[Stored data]
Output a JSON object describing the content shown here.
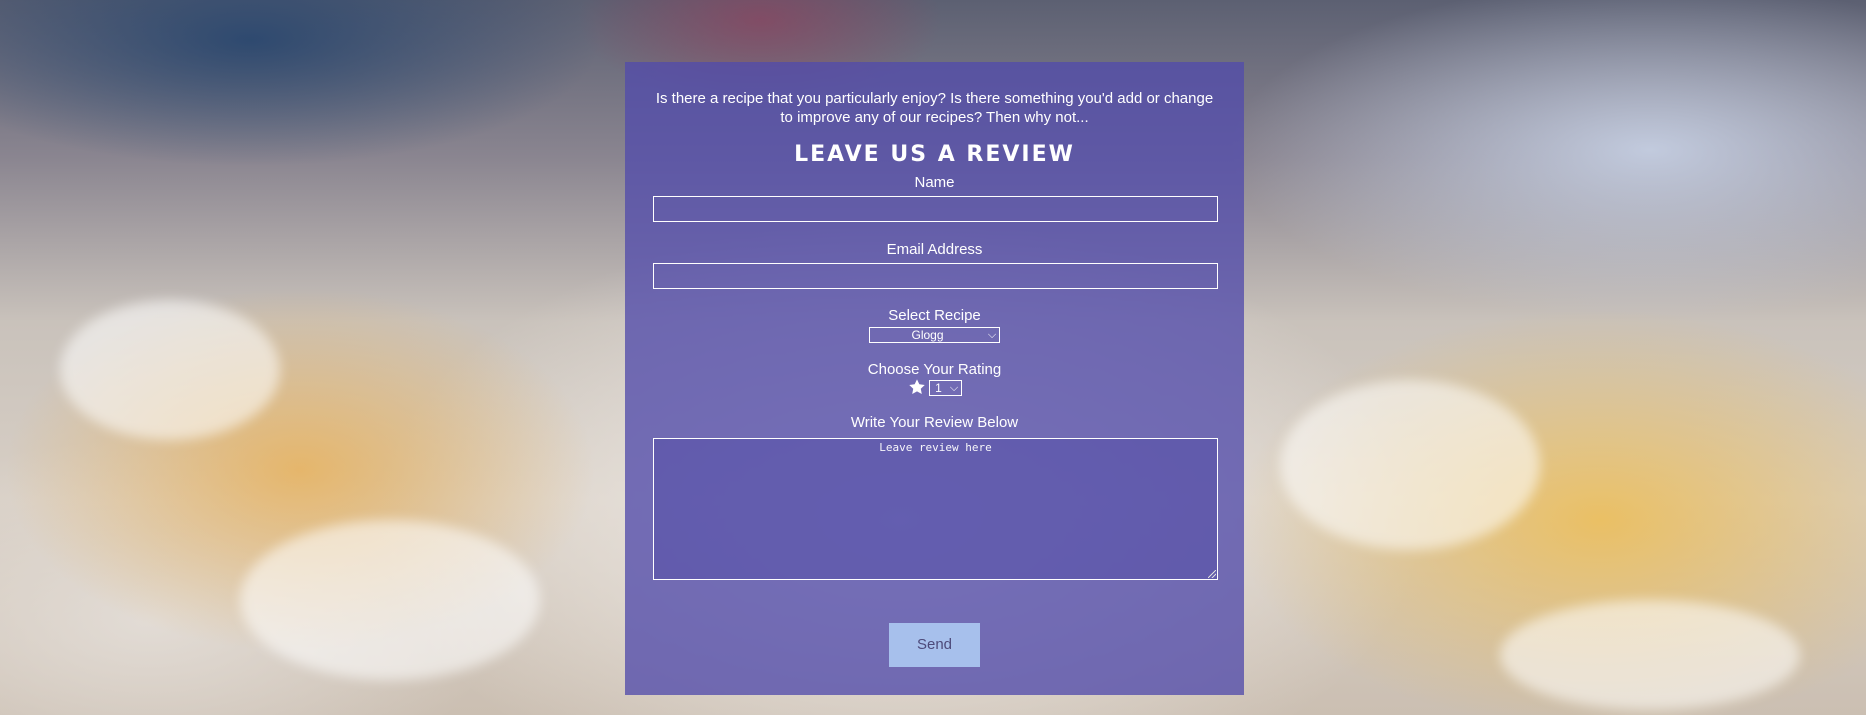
{
  "form": {
    "intro": "Is there a recipe that you particularly enjoy? Is there something you'd add or change to improve any of our recipes? Then why not...",
    "heading": "Leave us a review",
    "name_label": "Name",
    "name_value": "",
    "email_label": "Email Address",
    "email_value": "",
    "recipe_label": "Select Recipe",
    "recipe_selected": "Glogg",
    "rating_label": "Choose Your Rating",
    "rating_icon": "star-icon",
    "rating_selected": "1",
    "review_label": "Write Your Review Below",
    "review_placeholder": "Leave review here",
    "send_label": "Send"
  },
  "colors": {
    "panel": "#524caa",
    "send_button": "#a7c0ec",
    "text": "#ffffff"
  }
}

--- The problem ---
Go through the preceding material and copy each line that has the word "Leave".

--- Solution to this problem ---
    "heading": "Leave us a review",
    "review_placeholder": "Leave review here",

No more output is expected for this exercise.